> Work to be completed
Pick out all lines in the listing holding the string "Model" and copy them.

> Extracts from a graphics dataset
+---+

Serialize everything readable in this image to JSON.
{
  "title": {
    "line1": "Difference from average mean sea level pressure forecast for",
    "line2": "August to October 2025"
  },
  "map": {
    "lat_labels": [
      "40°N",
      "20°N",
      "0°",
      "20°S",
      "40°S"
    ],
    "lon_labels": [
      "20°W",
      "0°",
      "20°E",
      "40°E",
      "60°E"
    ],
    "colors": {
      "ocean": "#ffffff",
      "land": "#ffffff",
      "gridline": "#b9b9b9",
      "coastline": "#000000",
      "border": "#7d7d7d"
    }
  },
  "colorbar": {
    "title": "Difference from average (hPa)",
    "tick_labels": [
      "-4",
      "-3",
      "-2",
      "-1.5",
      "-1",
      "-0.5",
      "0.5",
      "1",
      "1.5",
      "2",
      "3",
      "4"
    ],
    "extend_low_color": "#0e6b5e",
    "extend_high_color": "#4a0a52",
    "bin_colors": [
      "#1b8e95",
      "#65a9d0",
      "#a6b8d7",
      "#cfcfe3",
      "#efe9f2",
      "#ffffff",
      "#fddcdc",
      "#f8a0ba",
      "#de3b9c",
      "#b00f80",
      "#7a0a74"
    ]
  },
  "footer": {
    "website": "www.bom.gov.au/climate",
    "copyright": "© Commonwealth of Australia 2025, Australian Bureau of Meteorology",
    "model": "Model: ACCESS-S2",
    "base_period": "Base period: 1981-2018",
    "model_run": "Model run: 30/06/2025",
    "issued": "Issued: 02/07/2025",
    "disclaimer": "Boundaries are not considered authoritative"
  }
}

+---+

> Answer to the exercise
    "model": "Model: ACCESS-S2",
    "model_run": "Model run: 30/06/2025",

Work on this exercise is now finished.